# Data shown start

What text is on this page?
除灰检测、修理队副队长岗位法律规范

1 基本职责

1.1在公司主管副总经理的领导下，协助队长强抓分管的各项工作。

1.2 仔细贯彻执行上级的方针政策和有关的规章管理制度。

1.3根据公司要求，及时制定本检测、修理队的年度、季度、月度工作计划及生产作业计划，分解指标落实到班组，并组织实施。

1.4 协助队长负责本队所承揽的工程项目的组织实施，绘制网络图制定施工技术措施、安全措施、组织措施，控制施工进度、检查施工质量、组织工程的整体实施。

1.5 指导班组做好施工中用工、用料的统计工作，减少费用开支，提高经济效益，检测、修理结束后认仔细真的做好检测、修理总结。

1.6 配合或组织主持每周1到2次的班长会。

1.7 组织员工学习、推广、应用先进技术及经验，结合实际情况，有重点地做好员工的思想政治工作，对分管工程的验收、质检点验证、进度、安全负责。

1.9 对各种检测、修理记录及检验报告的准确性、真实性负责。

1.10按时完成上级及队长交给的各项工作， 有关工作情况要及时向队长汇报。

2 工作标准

# Data shown end

**Your objective:** Print all the data exactly.

**Output:**
What text is on this page?
除灰检测、修理队副队长岗位法律规范

1 基本职责

1.1在公司主管副总经理的领导下，协助队长强抓分管的各项工作。

1.2 仔细贯彻执行上级的方针政策和有关的规章管理制度。

1.3根据公司要求，及时制定本检测、修理队的年度、季度、月度工作计划及生产作业计划，分解指标落实到班组，并组织实施。

1.4 协助队长负责本队所承揽的工程项目的组织实施，绘制网络图制定施工技术措施、安全措施、组织措施，控制施工进度、检查施工质量、组织工程的整体实施。

1.5 指导班组做好施工中用工、用料的统计工作，减少费用开支，提高经济效益，检测、修理结束后认仔细真的做好检测、修理总结。

1.6 配合或组织主持每周1到2次的班长会。

1.7 组织员工学习、推广、应用先进技术及经验，结合实际情况，有重点地做好员工的思想政治工作，对分管工程的验收、质检点验证、进度、安全负责。

1.9 对各种检测、修理记录及检验报告的准确性、真实性负责。

1.10按时完成上级及队长交给的各项工作， 有关工作情况要及时向队长汇报。

2 工作标准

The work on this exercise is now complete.